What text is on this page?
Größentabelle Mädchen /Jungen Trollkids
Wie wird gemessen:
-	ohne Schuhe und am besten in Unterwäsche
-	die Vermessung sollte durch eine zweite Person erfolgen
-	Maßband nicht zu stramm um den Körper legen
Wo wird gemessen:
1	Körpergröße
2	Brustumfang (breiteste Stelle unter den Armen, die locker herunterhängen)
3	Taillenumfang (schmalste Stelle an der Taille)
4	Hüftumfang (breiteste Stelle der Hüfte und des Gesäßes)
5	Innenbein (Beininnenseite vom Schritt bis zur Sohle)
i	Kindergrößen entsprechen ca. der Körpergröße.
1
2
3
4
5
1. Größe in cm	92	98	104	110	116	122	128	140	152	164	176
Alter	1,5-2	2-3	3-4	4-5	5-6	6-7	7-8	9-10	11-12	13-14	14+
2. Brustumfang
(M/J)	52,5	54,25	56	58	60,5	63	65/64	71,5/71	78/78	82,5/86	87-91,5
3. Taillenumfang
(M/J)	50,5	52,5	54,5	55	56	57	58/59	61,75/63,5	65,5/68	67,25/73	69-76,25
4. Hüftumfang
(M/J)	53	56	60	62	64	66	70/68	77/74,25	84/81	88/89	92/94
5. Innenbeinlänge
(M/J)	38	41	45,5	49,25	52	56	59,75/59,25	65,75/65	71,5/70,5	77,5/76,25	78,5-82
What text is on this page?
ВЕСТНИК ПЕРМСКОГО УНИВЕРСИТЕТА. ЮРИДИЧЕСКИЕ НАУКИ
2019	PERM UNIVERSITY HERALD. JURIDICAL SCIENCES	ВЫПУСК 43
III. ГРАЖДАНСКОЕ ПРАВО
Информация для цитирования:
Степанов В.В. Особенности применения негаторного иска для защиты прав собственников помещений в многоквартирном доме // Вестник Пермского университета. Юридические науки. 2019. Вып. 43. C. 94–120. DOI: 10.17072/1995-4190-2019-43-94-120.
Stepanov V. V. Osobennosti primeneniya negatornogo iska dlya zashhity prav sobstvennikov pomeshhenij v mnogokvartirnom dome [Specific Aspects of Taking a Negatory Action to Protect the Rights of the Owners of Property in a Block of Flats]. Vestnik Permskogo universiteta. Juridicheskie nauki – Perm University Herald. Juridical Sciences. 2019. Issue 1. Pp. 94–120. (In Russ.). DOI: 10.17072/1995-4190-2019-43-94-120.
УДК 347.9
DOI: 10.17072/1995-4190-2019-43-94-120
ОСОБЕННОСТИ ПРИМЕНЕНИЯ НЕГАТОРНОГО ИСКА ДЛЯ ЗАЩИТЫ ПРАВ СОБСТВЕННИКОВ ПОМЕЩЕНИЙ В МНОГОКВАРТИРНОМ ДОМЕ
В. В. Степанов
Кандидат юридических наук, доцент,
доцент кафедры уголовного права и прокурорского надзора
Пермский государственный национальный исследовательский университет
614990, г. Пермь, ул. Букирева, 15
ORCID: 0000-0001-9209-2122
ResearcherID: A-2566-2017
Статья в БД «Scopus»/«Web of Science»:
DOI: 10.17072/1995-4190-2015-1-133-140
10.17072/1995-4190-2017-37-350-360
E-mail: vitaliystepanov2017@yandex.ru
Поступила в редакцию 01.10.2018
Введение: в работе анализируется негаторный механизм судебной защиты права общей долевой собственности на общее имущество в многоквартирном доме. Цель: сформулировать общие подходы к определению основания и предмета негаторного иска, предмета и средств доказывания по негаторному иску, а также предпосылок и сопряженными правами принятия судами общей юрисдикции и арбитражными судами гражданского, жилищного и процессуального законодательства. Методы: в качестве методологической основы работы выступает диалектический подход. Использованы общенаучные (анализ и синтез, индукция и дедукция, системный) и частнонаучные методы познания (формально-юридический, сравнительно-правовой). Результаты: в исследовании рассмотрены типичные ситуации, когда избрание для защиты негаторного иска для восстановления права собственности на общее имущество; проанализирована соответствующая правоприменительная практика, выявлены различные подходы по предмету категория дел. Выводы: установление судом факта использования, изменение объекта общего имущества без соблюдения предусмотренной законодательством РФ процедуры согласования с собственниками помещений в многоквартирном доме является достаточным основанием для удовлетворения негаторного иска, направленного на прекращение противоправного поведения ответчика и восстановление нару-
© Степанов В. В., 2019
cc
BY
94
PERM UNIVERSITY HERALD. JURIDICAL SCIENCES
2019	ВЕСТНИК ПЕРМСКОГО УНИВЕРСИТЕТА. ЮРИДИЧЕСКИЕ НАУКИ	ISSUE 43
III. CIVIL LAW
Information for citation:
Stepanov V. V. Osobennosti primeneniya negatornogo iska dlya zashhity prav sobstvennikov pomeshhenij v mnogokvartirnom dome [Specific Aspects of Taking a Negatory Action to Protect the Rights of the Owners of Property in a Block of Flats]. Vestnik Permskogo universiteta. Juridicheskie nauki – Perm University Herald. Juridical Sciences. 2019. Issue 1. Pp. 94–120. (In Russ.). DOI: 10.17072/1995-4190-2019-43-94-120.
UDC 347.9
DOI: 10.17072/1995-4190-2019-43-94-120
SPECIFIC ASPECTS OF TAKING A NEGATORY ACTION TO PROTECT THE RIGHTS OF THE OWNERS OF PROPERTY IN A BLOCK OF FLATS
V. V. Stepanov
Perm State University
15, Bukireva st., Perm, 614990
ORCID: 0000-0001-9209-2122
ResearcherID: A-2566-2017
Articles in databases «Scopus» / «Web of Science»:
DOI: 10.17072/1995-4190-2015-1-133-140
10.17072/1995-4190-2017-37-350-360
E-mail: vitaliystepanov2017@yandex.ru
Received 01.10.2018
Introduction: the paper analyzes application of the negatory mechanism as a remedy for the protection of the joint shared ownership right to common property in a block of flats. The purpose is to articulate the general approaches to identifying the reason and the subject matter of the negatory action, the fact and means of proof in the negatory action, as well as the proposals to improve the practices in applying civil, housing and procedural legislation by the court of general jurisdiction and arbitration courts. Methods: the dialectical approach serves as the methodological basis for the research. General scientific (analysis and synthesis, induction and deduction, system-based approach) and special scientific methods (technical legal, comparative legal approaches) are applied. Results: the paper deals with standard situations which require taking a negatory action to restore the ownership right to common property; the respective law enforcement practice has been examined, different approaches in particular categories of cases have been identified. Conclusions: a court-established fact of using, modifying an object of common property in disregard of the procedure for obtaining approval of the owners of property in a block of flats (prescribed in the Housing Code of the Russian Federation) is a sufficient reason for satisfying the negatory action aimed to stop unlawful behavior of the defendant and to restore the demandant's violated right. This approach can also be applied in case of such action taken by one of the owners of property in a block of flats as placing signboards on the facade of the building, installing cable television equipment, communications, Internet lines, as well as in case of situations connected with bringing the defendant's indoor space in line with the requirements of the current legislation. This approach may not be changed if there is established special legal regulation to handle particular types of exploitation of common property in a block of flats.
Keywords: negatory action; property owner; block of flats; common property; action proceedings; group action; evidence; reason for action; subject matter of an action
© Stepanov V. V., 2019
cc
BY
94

+ + + + +

§ **THE PROBLEM**: Give the number of lines in the data that contain "Brustumfang", with no other words.

§ **EXERCISE RESPONSE**: 2